What to do —
Copy the data that follows exactly. Include no pictures.

The data —
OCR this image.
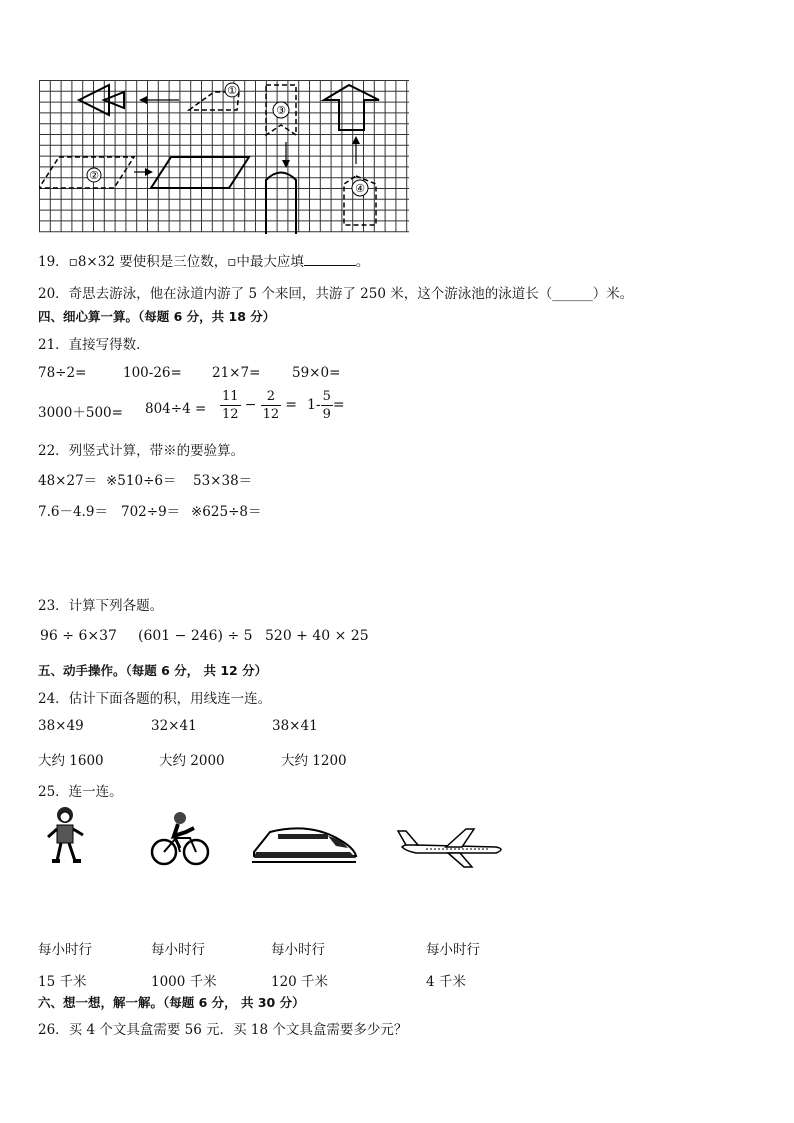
①
③
④
②
19．▫8×32 要使积是三位数，▫中最大应填	。
20．奇思去游泳，他在泳道内游了 5 个来回，共游了 250 米，这个游泳池的泳道长（______）米。
四、细心算一算。（每题 6 分，共 18 分）
21．直接写得数．
78÷2=	100-26= 21×7= 59×0=
$3000+500= 804\div 4 = \frac{11}{12} - \frac{2}{12} = 1- \frac{5}{9}$ =
22．列竖式计算，带※的要验算。
48×27＝ ※510÷6＝ 53×38＝
7.6－4.9＝ 702÷9＝ ※625÷8＝
23．计算下列各题。
96 ÷ 6×37 (601 − 246) ÷ 5 520 + 40 × 25
五、动手操作。（每题 6 分， 共 12 分）
24．估计下面各题的积，用线连一连。
38×49	32×41	38×41
大约 1600	大约 2000	大约 1200
25．连一连。
每小时行	每小时行	每小时行	每小时行
15 千米	1000 千米	120 千米	4 千米
六、想一想，解一解。（每题 6 分， 共 30 分）
26．买 4 个文具盒需要 56 元．买 18 个文具盒需要多少元？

Solution —
OCR this image.
①
③
④
②
19．▫8×32 要使积是三位数，▫中最大应填	。
20．奇思去游泳，他在泳道内游了 5 个来回，共游了 250 米，这个游泳池的泳道长（______）米。
四、细心算一算。（每题 6 分，共 18 分）
21．直接写得数．
78÷2=	100-26= 21×7= 59×0=
$3000+500= 804\div 4 = \frac{11}{12} - \frac{2}{12} = 1- \frac{5}{9}$ =
22．列竖式计算，带※的要验算。
48×27＝ ※510÷6＝ 53×38＝
7.6－4.9＝ 702÷9＝ ※625÷8＝
23．计算下列各题。
96 ÷ 6×37 (601 − 246) ÷ 5 520 + 40 × 25
五、动手操作。（每题 6 分， 共 12 分）
24．估计下面各题的积，用线连一连。
38×49	32×41	38×41
大约 1600	大约 2000	大约 1200
25．连一连。
每小时行	每小时行	每小时行	每小时行
15 千米	1000 千米	120 千米	4 千米
六、想一想，解一解。（每题 6 分， 共 30 分）
26．买 4 个文具盒需要 56 元．买 18 个文具盒需要多少元？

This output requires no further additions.